Set problem — In the entries below, how many lines hold the string "text"? Give only the number.

# # # #

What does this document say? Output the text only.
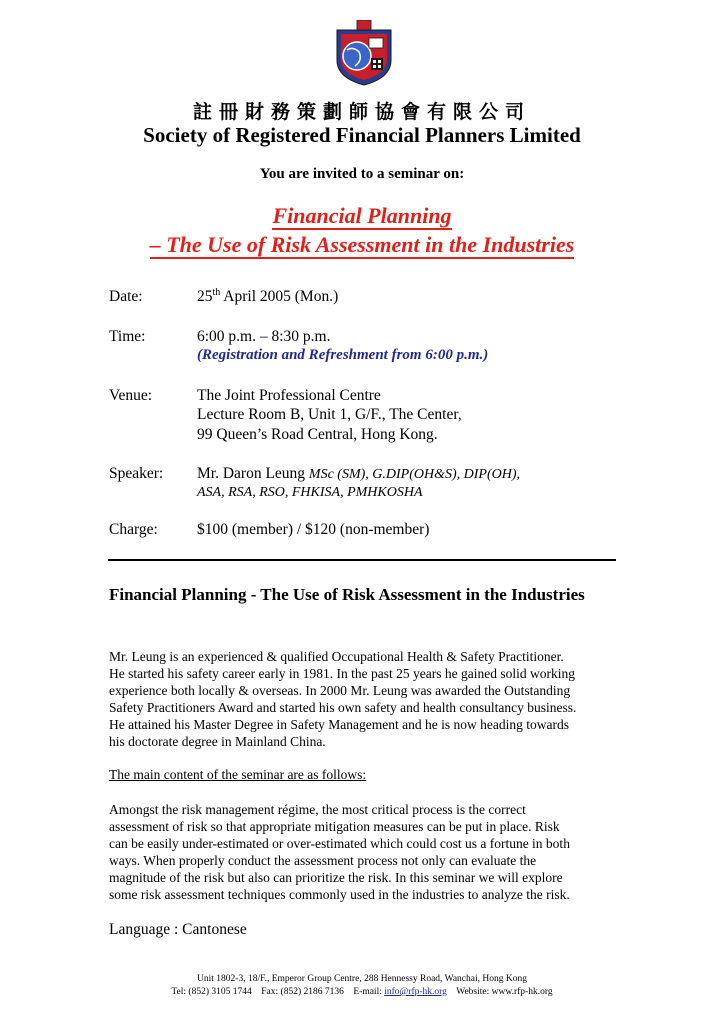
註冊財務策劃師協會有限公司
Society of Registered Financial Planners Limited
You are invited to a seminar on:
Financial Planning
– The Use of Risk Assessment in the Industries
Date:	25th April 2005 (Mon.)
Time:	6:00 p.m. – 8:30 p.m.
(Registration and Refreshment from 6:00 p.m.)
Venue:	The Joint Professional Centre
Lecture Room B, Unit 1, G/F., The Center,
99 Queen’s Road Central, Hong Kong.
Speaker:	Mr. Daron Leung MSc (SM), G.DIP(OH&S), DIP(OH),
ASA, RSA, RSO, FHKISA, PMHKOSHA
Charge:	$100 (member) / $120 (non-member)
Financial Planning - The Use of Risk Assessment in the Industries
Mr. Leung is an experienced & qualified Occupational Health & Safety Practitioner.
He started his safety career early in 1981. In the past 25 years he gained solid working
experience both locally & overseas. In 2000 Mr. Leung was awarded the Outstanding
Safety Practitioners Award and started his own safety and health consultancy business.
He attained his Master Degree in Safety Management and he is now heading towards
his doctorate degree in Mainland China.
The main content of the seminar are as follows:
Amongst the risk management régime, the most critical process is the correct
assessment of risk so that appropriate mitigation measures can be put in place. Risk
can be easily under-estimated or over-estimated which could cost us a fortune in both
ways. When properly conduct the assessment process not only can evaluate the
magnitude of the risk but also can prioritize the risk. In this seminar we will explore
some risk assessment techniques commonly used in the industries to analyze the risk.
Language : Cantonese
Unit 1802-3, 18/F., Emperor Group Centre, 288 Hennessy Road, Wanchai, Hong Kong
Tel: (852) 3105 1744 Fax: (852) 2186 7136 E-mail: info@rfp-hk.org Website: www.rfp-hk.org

# # # #

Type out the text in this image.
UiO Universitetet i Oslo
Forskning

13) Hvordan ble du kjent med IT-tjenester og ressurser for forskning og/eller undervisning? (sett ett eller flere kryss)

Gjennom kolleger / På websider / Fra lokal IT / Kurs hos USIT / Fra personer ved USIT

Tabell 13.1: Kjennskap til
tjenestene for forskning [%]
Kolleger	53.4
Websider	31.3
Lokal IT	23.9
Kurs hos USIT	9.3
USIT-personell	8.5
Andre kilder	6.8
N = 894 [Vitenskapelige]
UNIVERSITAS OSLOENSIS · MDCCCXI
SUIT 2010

# # # #

Expected output — 2